WRITTEN INSTRUCTION: Return each line that holds the word "ARREFECIMENTO".

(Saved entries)
— START —

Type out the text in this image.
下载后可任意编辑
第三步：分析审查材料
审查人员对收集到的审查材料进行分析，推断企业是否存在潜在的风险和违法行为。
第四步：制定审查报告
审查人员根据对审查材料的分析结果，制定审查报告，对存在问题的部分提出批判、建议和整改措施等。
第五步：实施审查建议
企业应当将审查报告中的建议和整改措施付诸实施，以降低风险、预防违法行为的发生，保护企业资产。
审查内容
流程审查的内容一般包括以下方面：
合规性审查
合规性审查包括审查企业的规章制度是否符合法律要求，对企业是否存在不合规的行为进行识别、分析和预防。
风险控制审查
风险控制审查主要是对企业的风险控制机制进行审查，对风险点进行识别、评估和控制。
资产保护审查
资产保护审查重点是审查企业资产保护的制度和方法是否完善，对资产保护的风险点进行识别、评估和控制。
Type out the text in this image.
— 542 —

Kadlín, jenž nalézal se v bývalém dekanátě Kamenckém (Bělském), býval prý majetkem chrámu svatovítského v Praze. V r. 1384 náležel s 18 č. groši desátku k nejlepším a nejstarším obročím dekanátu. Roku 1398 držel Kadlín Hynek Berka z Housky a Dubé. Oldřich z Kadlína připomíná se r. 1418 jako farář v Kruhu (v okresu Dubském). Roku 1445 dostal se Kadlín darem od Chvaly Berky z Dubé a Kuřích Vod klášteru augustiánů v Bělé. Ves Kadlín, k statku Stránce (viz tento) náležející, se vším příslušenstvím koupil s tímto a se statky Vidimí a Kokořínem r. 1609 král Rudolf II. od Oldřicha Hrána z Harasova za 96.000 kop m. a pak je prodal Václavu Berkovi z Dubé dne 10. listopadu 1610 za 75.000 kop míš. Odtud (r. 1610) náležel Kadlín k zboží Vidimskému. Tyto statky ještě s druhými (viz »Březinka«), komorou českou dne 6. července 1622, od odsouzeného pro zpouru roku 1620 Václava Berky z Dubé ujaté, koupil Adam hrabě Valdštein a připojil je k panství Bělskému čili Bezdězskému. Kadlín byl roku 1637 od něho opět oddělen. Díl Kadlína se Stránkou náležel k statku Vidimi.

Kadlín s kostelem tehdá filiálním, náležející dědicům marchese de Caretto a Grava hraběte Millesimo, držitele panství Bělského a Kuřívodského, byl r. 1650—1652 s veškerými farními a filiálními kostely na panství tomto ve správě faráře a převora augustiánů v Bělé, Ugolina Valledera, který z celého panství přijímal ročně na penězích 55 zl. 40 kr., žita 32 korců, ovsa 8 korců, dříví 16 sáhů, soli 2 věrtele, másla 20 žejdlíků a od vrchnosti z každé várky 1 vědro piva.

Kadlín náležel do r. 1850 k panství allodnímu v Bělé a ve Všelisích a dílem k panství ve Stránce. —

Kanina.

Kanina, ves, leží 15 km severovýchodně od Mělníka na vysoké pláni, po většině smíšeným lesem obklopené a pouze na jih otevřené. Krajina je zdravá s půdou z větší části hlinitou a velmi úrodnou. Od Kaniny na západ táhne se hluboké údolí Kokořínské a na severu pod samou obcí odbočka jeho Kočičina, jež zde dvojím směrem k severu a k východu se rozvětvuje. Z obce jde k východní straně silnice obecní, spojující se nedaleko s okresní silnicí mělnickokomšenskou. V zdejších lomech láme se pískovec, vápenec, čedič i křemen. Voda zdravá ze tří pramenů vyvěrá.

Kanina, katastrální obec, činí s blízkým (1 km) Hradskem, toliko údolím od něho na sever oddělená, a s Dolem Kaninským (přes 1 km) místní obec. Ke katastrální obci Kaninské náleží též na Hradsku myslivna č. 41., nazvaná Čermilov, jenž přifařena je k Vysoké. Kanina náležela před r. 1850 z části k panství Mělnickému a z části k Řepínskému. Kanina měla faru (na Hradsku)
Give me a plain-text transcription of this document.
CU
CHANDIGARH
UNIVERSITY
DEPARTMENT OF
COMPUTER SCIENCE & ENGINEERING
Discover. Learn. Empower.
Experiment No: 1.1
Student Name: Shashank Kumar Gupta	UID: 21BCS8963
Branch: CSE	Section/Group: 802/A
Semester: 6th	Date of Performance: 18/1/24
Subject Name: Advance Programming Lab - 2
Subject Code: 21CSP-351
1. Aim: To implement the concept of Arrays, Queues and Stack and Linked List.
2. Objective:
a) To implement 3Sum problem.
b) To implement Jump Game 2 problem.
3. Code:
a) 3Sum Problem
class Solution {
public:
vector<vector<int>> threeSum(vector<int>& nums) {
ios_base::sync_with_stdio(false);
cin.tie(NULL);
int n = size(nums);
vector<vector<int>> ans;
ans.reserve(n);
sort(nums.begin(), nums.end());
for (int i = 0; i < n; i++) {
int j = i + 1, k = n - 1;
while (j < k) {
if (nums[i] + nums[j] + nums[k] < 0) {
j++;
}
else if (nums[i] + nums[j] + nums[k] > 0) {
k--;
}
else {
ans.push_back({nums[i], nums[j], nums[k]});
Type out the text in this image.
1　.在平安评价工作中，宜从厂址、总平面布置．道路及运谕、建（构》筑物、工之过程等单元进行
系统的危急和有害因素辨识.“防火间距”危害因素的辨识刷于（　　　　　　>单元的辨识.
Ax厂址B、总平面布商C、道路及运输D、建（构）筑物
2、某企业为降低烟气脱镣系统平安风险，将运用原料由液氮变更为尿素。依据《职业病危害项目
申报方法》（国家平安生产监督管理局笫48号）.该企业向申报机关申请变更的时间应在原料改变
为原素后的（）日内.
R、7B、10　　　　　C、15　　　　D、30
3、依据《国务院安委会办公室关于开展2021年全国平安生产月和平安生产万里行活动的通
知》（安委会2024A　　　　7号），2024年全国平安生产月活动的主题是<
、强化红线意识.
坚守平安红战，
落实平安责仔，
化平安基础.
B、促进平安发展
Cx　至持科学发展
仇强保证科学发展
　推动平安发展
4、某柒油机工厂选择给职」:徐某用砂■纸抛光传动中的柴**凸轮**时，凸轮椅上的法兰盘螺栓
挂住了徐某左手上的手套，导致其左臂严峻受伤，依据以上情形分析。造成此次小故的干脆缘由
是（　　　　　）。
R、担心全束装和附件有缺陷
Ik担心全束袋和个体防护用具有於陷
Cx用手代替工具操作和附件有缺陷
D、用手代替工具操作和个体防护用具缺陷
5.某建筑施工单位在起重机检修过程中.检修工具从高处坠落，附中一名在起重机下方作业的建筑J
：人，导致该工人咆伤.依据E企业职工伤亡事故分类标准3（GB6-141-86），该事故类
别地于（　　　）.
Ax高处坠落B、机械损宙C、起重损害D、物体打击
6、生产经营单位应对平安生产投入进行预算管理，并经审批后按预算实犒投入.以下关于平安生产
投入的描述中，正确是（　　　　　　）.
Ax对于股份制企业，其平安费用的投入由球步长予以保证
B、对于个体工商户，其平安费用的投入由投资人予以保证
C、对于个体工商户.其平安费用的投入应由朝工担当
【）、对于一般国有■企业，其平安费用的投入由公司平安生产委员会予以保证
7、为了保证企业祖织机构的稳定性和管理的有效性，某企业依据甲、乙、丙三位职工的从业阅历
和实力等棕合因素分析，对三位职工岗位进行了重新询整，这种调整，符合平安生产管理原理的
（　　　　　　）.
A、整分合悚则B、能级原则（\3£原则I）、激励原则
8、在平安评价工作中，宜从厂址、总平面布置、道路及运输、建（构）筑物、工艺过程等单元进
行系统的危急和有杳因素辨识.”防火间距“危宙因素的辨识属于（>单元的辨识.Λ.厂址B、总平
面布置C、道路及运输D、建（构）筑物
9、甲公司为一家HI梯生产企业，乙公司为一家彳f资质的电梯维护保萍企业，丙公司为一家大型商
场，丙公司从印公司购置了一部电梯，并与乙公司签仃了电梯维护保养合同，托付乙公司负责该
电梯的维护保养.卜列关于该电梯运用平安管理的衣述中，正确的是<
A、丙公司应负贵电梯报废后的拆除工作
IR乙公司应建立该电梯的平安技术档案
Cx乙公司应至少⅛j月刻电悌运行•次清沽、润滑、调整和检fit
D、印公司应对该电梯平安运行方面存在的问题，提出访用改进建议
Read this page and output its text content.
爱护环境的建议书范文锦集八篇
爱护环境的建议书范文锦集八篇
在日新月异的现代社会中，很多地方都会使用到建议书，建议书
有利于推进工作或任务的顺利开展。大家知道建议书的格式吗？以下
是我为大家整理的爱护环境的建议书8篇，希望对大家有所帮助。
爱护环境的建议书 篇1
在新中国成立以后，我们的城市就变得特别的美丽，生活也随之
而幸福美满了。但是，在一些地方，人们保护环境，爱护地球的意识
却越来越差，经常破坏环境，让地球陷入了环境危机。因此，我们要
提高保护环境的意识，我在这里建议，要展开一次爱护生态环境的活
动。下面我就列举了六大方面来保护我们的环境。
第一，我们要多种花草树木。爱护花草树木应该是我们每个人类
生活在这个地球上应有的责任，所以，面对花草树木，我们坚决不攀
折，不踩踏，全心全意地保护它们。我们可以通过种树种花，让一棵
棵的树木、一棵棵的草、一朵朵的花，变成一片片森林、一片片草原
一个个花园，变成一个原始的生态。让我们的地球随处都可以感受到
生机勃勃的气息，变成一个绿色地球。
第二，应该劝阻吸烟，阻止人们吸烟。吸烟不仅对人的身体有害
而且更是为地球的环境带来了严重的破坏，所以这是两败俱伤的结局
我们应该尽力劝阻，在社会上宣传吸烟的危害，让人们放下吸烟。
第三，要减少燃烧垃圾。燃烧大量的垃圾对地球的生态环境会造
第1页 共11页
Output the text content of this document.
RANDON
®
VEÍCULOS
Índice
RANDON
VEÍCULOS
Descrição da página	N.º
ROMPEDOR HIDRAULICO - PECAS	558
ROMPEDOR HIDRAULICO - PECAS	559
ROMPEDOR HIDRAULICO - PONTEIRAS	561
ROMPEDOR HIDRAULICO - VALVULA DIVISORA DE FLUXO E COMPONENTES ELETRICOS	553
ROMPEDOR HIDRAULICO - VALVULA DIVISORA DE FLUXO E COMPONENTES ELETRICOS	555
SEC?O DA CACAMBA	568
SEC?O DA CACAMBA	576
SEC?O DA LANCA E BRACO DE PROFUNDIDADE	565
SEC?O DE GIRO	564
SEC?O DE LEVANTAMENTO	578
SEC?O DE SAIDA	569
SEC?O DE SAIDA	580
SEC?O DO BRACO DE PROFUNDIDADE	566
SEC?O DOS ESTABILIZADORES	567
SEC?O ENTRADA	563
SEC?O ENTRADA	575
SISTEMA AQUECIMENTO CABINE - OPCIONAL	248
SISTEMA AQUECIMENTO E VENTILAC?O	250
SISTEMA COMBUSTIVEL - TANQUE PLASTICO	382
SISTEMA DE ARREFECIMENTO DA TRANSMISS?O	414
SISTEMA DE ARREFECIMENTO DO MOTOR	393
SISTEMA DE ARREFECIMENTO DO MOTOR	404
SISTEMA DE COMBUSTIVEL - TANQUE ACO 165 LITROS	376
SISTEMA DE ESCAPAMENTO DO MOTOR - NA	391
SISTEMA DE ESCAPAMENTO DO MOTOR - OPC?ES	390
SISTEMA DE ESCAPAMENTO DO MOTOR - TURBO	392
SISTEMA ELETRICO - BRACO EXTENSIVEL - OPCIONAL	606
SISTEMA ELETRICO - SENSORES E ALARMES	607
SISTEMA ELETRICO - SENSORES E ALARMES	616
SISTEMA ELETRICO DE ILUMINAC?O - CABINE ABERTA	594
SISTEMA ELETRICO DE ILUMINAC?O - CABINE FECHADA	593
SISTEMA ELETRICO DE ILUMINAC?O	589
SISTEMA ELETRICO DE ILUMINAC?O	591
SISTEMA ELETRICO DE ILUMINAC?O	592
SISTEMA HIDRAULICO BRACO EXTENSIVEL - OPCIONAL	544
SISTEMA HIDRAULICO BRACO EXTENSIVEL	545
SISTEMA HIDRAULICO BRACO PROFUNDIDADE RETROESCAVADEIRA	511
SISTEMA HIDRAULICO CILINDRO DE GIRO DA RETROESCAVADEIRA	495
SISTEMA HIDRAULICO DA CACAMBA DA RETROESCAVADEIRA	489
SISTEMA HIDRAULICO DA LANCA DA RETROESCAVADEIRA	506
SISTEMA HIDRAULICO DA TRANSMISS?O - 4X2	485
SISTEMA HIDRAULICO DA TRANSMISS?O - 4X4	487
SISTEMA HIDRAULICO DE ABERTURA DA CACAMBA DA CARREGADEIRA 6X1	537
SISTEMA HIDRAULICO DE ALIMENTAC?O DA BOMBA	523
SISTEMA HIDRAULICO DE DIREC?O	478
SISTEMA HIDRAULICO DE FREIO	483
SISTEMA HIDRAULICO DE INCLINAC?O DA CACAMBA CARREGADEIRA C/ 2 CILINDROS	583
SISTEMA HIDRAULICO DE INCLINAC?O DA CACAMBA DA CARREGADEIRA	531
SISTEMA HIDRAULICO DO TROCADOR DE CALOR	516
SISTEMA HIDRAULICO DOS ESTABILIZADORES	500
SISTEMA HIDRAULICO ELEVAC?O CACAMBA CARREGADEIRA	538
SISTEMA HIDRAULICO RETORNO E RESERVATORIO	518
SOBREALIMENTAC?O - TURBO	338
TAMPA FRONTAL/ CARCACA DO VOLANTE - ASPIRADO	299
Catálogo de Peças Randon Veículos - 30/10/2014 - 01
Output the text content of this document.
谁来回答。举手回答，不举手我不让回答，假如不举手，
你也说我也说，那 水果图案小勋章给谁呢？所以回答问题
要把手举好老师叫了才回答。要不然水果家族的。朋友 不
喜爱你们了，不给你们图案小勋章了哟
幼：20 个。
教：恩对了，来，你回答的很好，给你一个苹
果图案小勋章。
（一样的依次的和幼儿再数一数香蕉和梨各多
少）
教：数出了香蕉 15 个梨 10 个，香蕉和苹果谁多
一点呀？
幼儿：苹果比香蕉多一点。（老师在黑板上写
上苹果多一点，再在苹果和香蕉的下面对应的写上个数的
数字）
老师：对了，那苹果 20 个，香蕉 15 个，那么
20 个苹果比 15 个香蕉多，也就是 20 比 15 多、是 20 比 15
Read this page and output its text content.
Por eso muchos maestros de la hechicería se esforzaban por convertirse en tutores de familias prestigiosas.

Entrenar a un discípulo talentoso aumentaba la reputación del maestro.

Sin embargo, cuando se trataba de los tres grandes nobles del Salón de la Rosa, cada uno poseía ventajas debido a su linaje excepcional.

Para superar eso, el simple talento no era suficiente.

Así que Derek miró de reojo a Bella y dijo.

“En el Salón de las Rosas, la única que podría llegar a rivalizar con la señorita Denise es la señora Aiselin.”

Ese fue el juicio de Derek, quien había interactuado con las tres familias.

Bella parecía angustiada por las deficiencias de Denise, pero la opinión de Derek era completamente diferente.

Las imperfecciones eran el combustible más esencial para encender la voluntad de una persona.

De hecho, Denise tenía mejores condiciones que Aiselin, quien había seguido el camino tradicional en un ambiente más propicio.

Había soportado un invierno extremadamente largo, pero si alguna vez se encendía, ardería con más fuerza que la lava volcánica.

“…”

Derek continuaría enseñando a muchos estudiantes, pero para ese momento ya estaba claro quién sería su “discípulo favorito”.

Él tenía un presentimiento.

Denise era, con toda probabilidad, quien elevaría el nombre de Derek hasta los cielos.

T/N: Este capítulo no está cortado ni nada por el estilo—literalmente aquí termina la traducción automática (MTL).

— END —

REPLY:
SISTEMA DE ARREFECIMENTO DA TRANSMISS?O	414
SISTEMA DE ARREFECIMENTO DO MOTOR	393
SISTEMA DE ARREFECIMENTO DO MOTOR	404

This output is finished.